- Given task 1 -
Transcribe the passage of the court opinion excerpt starting with "In any event, as" and going on through "do so here.".

____

In any event, as I have repeatedly stated, I do not feel bound by our precedents in criminal cases where I think they are wrong and are adverse to the accused. U.S. v. Scully, 2 Cir., 225 F.2d 113, 118-119; U.S. v. Gonzales Castro, 2 Cir., 228 F.2d 807, 808, at page 810. I would not do so here.

2 The Supreme Court has several times indicated its reluctance to review, in criminal cases, orders which are not 'final.' It should be noted that the rationale behind the requirement of finality has been that '* * * encouragement of delay is fatal to the vindication of the criminal law.' Cobbledick v. U.S., 1940, 309 U.S. 323 at page 325, 60 S.Ct. at page 541. Such reasoning is inapplicable in a case where, due to absence of the accused, trial on the merits might take place many years hence. So, in this case, review of a non-final order by prerogative writ would speed up rather than delay a final adjudication. It is also true that the Supreme Court often, and as recently as Parr v. U.S., 351 U.S. 513, at page 520, 76 S.Ct. 912, has held that the power to issue extraordinary writs is discretionary and to be sparingly exercised. However, in Parr the Court noted that the application for a writ of mandamus was not presented, on the issue in question, to the Court of Appeals and was made for the first time to the Supreme Court. Professor Moore has noted that courts of appeals might well grant extraordinary writs where the Supreme Court would be justified, by press of business and other considerations, to refuse review. 6 Moore's Federal Practice (2d ed.) p. 73; Goldblatt v. Inch, 2 Cir., 203 F.2d 79, 80, particularly footnote 3. Therefore, even if the Supreme Court had denied mandamus in a case on all fours with this one, I would incline to take the position that this court could exercise its discretion as to the granting of the writ.

____

- Given task 2 -
Restate word for word the lines of the listing starting with its first line and going on through the line with "close-button[interactable] [515, 0, 561, 32]".

____

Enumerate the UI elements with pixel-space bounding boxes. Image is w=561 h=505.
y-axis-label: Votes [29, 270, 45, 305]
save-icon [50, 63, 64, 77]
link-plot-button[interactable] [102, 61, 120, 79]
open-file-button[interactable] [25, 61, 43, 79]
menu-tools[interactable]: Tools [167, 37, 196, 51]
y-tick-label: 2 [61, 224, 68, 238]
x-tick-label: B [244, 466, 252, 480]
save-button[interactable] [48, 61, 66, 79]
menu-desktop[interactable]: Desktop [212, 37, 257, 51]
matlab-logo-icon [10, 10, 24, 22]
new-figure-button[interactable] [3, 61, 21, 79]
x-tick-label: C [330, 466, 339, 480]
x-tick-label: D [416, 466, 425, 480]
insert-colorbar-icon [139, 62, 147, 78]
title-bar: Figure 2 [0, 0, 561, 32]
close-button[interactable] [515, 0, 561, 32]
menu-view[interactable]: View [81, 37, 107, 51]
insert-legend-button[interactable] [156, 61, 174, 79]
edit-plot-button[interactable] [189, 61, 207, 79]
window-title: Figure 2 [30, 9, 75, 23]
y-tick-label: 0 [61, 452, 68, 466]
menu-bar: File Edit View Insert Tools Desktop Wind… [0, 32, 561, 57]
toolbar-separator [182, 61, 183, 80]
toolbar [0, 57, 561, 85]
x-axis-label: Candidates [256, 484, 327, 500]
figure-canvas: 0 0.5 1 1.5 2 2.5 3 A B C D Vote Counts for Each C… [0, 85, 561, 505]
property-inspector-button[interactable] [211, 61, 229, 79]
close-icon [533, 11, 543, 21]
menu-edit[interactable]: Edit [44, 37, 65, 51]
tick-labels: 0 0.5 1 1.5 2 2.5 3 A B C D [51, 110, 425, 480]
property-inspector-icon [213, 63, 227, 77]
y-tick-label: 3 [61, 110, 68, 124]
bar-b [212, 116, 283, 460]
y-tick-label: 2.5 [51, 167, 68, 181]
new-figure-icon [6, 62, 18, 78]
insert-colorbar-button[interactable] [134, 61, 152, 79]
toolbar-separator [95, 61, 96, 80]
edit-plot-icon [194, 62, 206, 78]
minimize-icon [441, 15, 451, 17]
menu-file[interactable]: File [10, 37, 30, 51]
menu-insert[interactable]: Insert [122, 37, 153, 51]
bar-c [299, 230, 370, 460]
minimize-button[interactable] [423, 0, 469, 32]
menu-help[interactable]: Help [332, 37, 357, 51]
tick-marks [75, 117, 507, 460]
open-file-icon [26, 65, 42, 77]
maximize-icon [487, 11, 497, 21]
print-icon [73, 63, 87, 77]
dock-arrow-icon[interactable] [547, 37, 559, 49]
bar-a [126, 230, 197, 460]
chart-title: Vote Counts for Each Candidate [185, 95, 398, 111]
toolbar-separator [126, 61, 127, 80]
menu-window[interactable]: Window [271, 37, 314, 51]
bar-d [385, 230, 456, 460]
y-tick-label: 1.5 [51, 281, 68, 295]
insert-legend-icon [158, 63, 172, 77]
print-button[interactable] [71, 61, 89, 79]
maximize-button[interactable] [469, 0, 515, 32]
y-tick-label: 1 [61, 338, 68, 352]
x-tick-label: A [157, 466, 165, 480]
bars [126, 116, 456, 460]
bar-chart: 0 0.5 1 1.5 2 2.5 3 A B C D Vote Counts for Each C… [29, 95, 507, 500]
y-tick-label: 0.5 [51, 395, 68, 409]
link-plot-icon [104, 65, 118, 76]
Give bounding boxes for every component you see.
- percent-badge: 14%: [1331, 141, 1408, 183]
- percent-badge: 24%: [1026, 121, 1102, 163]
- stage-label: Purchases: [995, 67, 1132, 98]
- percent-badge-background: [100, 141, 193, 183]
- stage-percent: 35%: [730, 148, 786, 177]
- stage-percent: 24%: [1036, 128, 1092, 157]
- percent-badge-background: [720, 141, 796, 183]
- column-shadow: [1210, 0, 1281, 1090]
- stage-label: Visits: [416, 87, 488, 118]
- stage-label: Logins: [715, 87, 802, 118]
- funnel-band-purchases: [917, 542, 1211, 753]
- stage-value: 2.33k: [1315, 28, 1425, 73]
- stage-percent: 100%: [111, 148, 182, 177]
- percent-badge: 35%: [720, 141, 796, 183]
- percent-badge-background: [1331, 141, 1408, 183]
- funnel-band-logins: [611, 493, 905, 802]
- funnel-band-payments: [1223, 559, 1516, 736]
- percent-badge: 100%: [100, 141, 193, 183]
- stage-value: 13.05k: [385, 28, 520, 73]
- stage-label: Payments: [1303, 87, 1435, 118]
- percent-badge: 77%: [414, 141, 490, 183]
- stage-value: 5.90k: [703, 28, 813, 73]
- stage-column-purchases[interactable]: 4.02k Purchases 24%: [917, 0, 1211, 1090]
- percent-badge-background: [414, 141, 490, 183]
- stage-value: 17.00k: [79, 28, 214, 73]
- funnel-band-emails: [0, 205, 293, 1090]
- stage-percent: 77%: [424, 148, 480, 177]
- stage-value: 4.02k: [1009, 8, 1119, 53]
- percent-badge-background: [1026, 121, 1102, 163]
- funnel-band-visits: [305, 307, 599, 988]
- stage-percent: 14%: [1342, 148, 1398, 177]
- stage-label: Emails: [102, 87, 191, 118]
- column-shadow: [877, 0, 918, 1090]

____

- Written solution 1 -
In any event, as I have repeatedly stated, I do not feel bound by our precedents in criminal cases where I think they are wrong and are adverse to the accused. U.S. v. Scully, 2 Cir., 225 F.2d 113, 118-119; U.S. v. Gonzales Castro, 2 Cir., 228 F.2d 807, 808, at page 810. I would not do so here.

- Written solution 2 -
Enumerate the UI elements with pixel-space bounding boxes. Image is w=561 h=505.
y-axis-label: Votes [29, 270, 45, 305]
save-icon [50, 63, 64, 77]
link-plot-button[interactable] [102, 61, 120, 79]
open-file-button[interactable] [25, 61, 43, 79]
menu-tools[interactable]: Tools [167, 37, 196, 51]
y-tick-label: 2 [61, 224, 68, 238]
x-tick-label: B [244, 466, 252, 480]
save-button[interactable] [48, 61, 66, 79]
menu-desktop[interactable]: Desktop [212, 37, 257, 51]
matlab-logo-icon [10, 10, 24, 22]
new-figure-button[interactable] [3, 61, 21, 79]
x-tick-label: C [330, 466, 339, 480]
x-tick-label: D [416, 466, 425, 480]
insert-colorbar-icon [139, 62, 147, 78]
title-bar: Figure 2 [0, 0, 561, 32]
close-button[interactable] [515, 0, 561, 32]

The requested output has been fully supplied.